[Collected data]
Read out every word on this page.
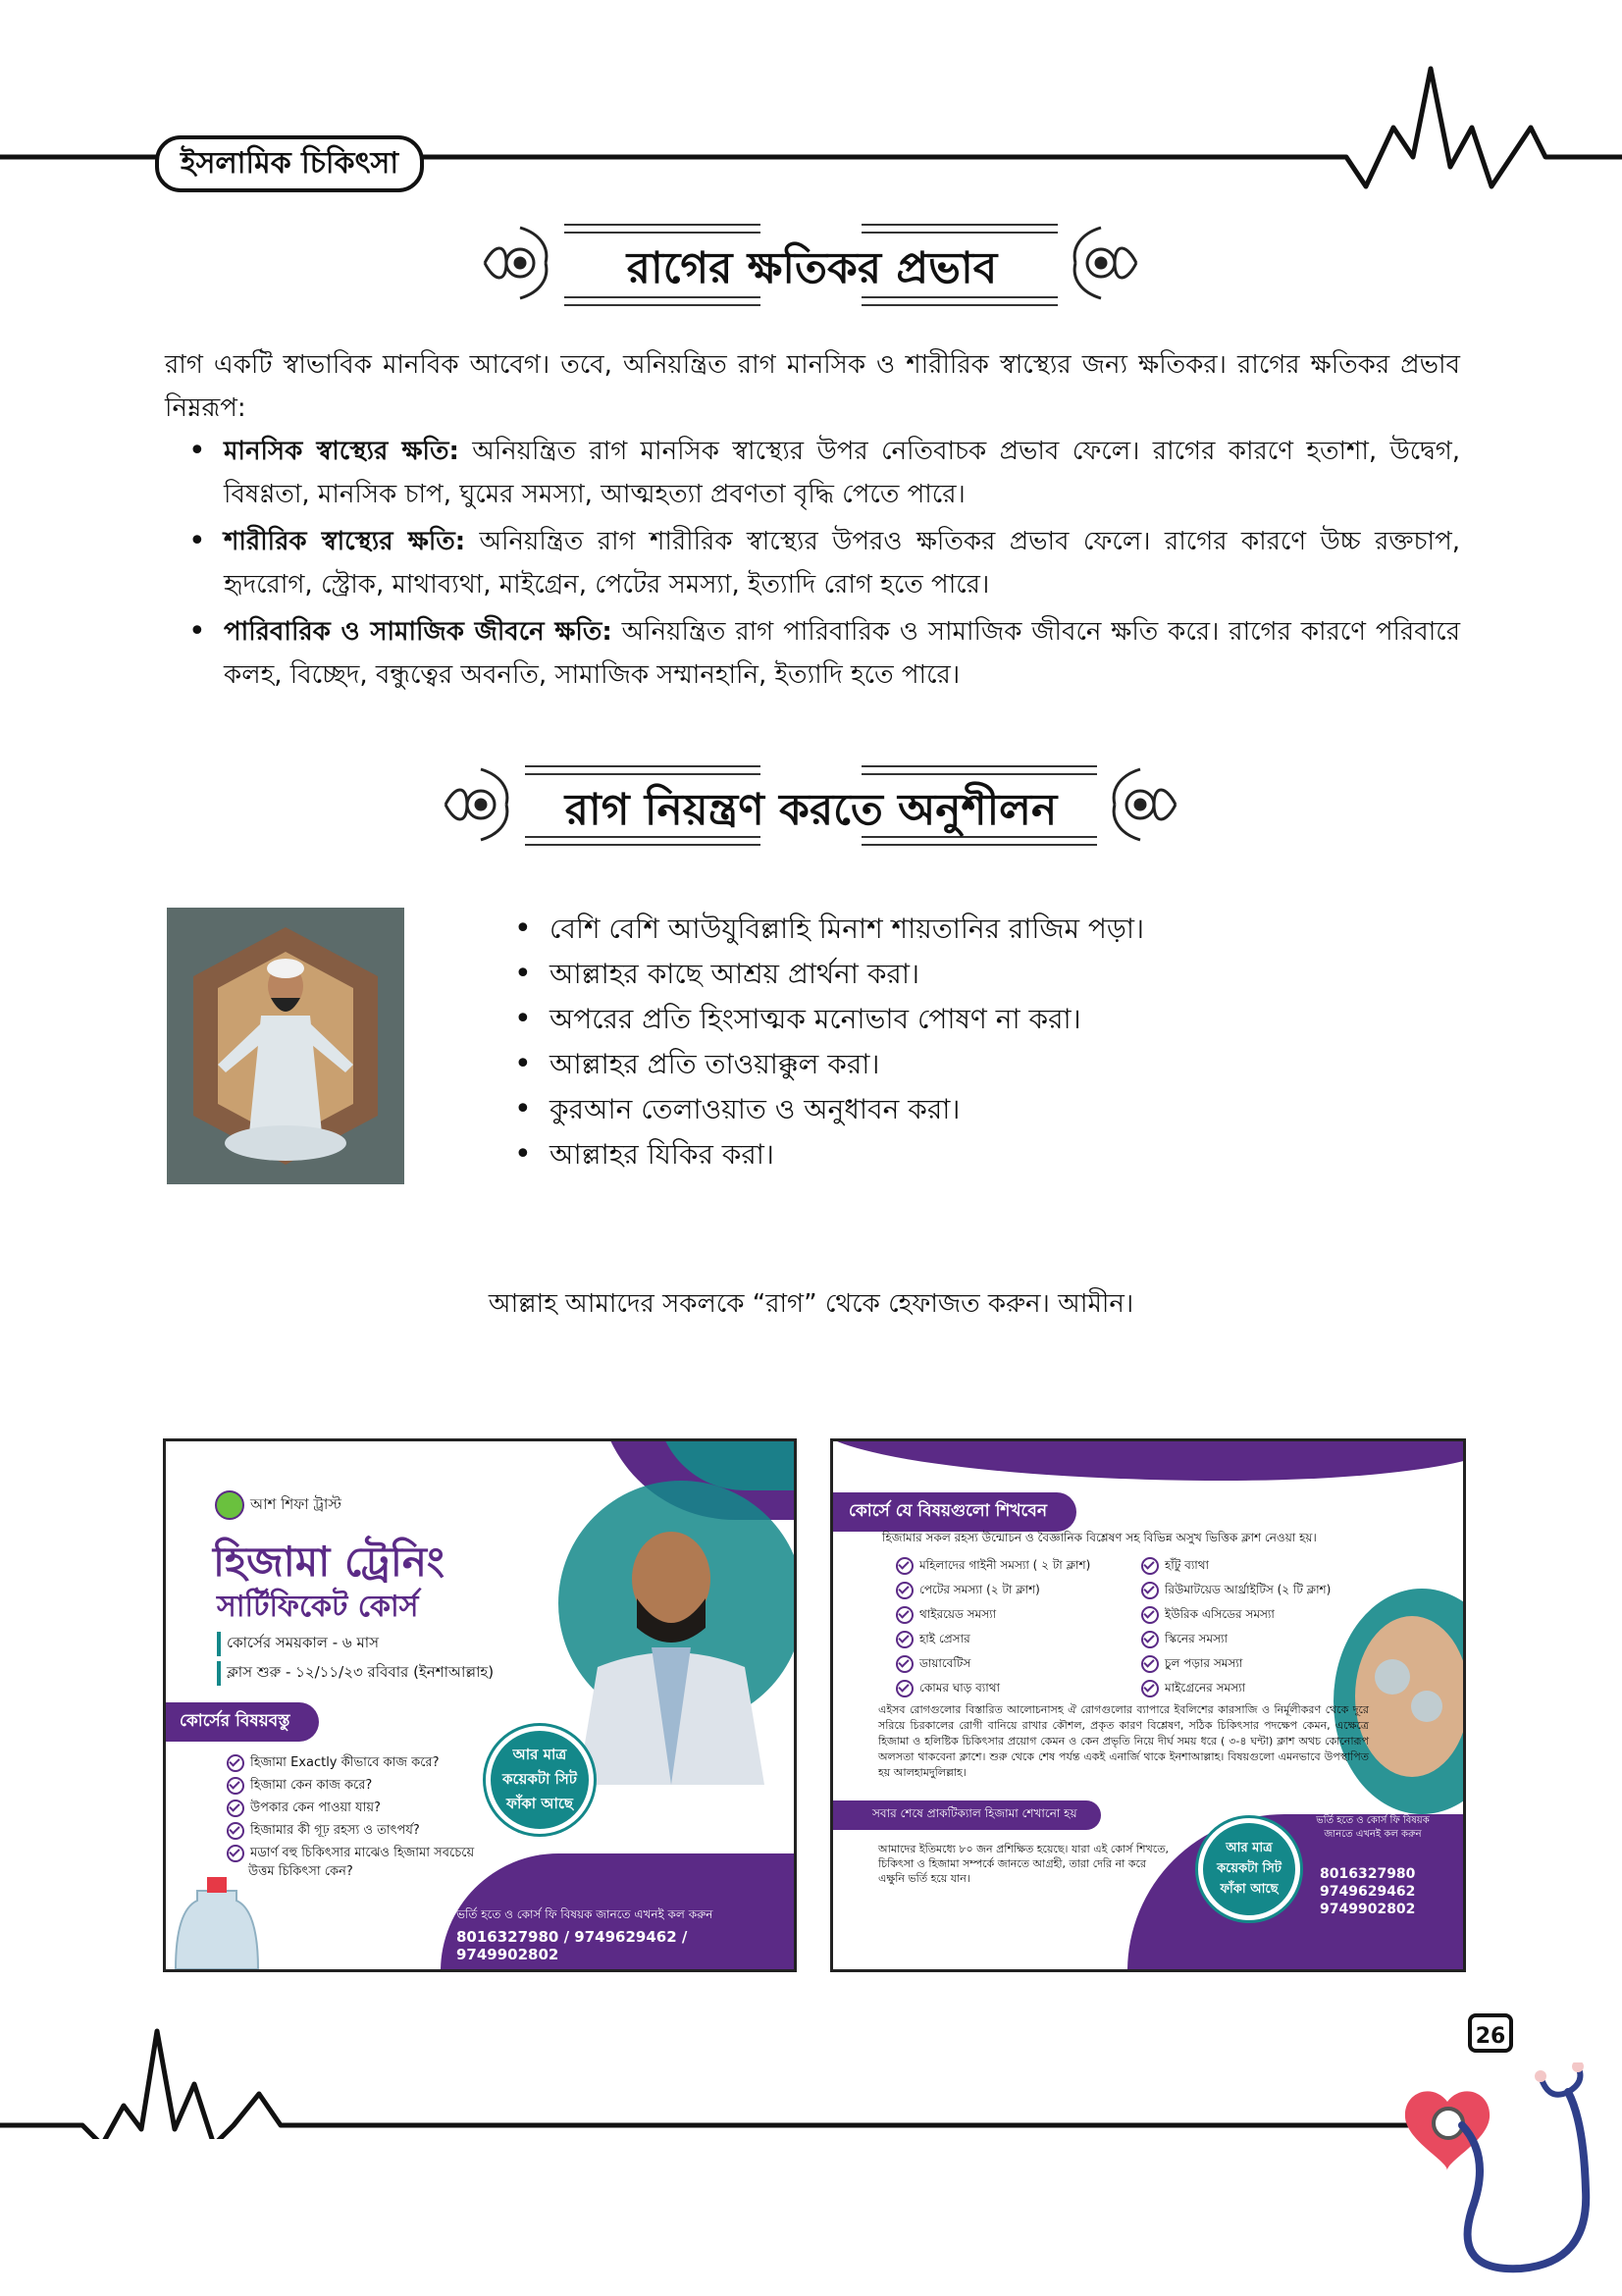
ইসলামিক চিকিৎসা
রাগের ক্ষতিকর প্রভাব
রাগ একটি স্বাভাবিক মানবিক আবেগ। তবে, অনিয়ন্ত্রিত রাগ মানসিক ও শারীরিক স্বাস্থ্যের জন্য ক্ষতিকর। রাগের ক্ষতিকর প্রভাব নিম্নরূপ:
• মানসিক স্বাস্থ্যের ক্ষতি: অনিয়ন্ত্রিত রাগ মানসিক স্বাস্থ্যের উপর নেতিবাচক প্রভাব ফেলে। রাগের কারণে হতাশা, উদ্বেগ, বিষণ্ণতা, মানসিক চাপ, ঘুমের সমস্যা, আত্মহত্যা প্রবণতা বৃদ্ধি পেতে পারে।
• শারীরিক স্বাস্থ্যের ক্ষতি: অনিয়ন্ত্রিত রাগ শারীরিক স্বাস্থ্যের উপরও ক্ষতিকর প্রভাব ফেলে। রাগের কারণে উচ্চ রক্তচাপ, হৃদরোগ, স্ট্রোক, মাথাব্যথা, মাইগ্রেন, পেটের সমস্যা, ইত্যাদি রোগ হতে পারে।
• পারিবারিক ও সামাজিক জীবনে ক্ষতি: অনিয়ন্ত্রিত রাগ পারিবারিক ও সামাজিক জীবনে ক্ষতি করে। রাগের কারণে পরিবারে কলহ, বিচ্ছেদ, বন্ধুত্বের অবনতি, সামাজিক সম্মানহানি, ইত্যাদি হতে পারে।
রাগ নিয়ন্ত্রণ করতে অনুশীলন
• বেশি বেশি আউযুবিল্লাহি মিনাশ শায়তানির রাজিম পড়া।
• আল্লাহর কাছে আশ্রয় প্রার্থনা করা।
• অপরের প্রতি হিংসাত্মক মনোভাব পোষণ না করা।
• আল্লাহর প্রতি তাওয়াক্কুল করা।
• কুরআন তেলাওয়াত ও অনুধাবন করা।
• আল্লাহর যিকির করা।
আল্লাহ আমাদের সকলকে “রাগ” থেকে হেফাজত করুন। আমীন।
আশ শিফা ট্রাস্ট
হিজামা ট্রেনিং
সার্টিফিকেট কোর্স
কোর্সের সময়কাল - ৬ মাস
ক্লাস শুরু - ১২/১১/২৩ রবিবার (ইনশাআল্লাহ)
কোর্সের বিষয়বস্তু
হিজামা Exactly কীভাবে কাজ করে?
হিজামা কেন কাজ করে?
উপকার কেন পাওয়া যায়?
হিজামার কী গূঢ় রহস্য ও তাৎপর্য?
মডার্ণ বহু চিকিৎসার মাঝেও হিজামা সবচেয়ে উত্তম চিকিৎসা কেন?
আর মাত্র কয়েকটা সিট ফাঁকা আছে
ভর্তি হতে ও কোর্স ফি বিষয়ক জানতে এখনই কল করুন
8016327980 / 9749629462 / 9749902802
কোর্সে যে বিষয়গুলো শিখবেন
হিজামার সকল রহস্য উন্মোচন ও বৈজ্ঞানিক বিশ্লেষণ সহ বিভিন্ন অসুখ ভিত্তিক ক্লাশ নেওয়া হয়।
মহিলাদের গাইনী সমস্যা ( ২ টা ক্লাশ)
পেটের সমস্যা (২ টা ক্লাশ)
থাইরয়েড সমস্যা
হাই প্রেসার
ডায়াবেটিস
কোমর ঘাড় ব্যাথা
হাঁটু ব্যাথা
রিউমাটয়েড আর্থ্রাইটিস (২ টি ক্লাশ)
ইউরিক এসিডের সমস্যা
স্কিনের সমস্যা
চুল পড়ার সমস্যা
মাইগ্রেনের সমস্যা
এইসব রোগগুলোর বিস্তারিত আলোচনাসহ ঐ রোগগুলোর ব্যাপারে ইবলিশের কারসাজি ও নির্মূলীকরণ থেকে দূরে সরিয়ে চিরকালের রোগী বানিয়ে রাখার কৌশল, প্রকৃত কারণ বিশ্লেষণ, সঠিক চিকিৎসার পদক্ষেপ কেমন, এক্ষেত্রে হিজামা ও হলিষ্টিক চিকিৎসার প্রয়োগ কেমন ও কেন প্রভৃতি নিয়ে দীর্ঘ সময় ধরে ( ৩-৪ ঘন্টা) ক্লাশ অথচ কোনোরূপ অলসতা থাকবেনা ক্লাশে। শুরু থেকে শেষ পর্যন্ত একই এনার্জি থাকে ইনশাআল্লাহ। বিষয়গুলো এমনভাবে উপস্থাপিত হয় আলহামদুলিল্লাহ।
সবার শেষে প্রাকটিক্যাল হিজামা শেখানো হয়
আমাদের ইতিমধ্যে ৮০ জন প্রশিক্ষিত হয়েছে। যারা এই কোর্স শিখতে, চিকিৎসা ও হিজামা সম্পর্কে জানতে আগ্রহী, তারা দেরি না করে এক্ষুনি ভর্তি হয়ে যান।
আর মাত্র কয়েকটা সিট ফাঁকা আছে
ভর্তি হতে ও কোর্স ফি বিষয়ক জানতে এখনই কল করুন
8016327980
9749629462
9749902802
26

---

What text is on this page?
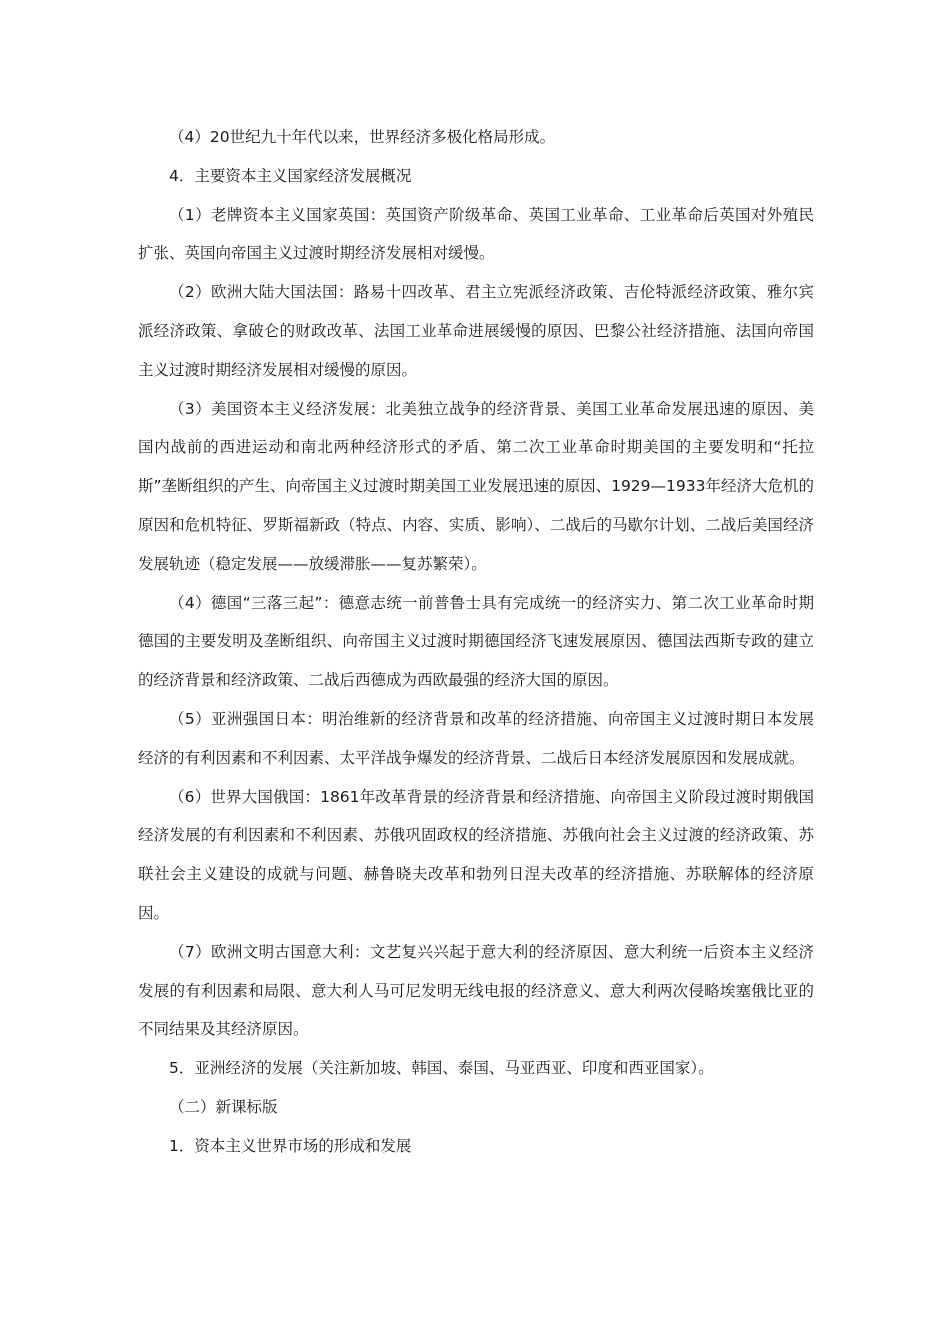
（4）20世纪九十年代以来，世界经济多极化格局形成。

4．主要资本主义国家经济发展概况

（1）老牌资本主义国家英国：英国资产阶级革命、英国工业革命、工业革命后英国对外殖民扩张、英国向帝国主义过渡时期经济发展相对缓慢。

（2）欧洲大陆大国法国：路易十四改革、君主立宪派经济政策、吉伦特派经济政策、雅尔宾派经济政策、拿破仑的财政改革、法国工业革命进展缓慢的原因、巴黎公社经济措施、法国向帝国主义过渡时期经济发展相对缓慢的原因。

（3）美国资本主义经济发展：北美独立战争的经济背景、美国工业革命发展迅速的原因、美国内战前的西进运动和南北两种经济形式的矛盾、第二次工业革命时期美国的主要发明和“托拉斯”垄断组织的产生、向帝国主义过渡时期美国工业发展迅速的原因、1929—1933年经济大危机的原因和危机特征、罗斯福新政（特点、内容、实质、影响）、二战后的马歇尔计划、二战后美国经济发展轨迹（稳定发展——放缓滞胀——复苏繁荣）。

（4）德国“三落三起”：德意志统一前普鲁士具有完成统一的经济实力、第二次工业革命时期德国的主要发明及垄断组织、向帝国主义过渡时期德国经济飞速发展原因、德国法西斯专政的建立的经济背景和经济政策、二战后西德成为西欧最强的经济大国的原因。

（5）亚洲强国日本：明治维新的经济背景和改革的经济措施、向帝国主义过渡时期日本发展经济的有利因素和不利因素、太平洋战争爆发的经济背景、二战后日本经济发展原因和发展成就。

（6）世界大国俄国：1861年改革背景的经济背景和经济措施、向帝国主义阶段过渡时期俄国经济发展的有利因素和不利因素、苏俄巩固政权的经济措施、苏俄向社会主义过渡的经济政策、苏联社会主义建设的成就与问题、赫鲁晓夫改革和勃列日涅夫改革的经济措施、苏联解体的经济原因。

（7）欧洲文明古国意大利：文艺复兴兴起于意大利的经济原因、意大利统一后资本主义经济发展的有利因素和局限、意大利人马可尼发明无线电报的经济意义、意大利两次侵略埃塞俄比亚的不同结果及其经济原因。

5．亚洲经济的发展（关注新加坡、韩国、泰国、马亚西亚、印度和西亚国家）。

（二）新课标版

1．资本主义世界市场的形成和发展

---

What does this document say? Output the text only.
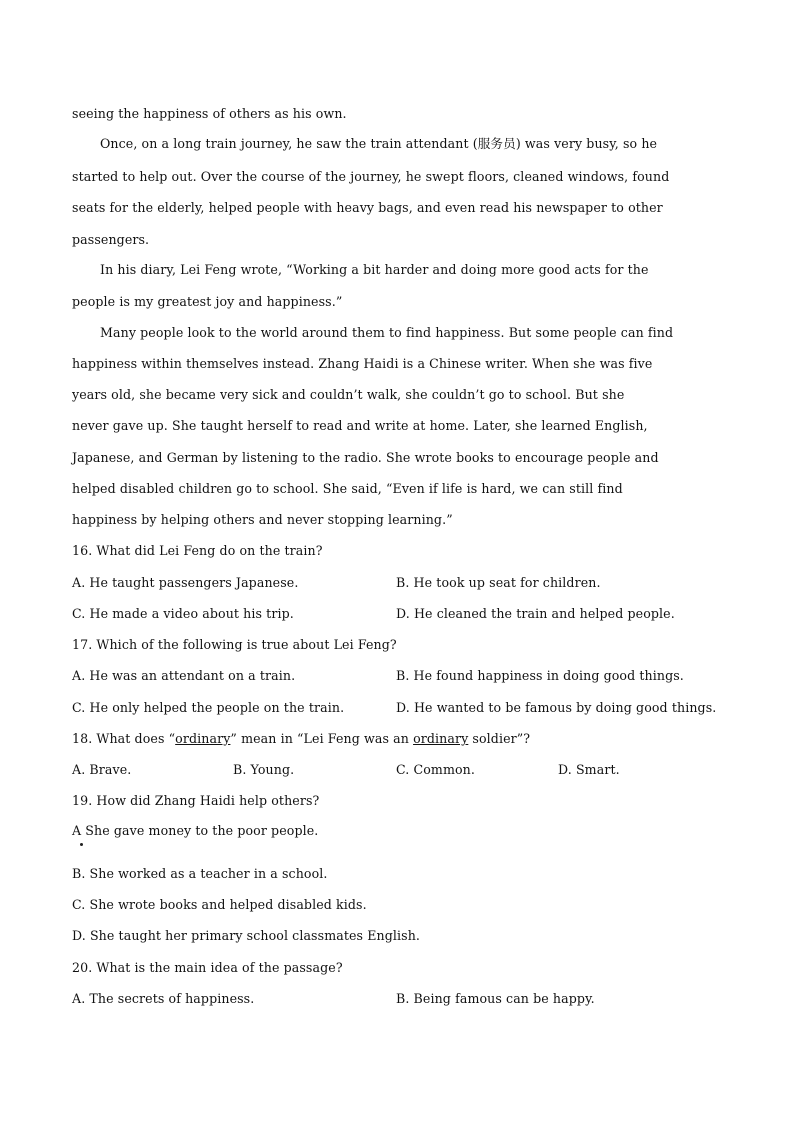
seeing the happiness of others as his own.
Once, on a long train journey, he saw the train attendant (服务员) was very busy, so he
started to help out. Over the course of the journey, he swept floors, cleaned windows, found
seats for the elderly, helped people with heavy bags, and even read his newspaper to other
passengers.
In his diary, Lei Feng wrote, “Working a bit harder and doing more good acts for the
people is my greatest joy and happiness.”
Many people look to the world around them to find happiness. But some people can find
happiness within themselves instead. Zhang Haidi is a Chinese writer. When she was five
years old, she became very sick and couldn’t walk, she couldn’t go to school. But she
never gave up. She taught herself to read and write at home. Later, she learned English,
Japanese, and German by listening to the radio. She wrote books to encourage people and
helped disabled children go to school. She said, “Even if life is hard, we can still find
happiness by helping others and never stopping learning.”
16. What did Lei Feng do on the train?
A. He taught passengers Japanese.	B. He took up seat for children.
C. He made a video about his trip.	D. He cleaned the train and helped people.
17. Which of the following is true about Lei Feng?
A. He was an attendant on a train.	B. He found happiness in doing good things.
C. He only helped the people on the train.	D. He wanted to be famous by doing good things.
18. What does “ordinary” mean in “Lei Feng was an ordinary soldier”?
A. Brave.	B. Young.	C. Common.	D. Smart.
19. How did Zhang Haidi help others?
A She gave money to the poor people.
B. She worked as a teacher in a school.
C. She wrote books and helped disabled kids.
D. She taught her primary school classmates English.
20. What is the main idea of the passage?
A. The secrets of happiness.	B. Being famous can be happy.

[Brief] Give the count of lines that hold the word "Japanese", with nothing added.

[Complete output] 2